• **Supplied information**
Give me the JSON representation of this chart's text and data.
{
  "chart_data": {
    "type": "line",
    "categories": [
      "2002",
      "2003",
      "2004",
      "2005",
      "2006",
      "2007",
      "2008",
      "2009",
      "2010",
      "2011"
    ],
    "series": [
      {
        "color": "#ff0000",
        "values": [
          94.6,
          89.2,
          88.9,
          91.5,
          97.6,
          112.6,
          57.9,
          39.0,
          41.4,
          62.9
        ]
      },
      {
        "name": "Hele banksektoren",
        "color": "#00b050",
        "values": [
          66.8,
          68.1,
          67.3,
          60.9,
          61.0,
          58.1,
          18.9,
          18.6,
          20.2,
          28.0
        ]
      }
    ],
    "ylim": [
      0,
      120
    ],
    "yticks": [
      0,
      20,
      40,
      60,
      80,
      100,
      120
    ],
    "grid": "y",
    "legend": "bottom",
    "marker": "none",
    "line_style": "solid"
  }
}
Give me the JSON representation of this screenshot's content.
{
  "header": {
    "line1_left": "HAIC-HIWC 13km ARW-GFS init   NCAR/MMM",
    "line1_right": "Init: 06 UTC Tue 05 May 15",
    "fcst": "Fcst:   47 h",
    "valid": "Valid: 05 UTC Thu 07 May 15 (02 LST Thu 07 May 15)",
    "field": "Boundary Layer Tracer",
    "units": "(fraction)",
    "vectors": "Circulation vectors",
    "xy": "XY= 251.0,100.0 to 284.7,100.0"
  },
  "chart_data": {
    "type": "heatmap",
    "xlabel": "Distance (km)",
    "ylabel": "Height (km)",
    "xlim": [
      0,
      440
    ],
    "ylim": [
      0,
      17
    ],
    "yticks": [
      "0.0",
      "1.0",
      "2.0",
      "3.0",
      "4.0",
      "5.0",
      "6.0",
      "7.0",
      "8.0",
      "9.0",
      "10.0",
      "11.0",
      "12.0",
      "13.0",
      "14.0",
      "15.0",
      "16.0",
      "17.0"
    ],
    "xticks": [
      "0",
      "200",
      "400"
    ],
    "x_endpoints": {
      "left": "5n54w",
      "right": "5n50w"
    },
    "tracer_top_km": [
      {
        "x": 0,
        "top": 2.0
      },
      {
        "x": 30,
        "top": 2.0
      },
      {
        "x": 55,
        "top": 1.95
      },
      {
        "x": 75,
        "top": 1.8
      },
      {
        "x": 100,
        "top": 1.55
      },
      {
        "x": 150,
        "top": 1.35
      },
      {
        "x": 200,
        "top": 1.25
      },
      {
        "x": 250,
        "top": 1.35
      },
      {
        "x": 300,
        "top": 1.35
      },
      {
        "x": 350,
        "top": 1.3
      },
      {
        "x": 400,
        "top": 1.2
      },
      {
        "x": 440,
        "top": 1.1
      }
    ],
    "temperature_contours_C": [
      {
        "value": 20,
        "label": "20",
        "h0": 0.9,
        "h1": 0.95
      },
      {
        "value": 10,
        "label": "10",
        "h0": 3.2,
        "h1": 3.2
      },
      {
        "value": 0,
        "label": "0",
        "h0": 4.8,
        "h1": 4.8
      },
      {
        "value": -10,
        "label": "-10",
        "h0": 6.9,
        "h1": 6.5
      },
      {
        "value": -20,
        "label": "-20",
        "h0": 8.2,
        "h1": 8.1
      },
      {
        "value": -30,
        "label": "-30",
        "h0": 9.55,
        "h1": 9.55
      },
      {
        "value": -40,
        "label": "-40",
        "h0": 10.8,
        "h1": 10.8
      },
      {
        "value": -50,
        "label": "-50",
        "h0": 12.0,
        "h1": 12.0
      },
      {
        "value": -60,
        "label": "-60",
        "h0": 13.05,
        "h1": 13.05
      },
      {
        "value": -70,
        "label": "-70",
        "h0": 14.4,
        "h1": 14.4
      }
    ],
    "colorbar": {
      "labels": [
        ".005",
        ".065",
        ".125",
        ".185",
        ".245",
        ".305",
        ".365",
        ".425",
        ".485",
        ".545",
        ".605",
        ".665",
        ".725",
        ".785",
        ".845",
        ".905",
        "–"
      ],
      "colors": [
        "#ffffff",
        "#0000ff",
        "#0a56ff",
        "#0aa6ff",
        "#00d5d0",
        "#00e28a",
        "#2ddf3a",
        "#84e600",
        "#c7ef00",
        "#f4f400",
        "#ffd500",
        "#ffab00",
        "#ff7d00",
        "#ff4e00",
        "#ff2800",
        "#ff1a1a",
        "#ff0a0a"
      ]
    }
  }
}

• **Work to complete**
Show every line of the records above that contains the word "this".

• **Expected answer**
Give me the JSON representation of this chart's text and data.
Give me the JSON representation of this screenshot's content.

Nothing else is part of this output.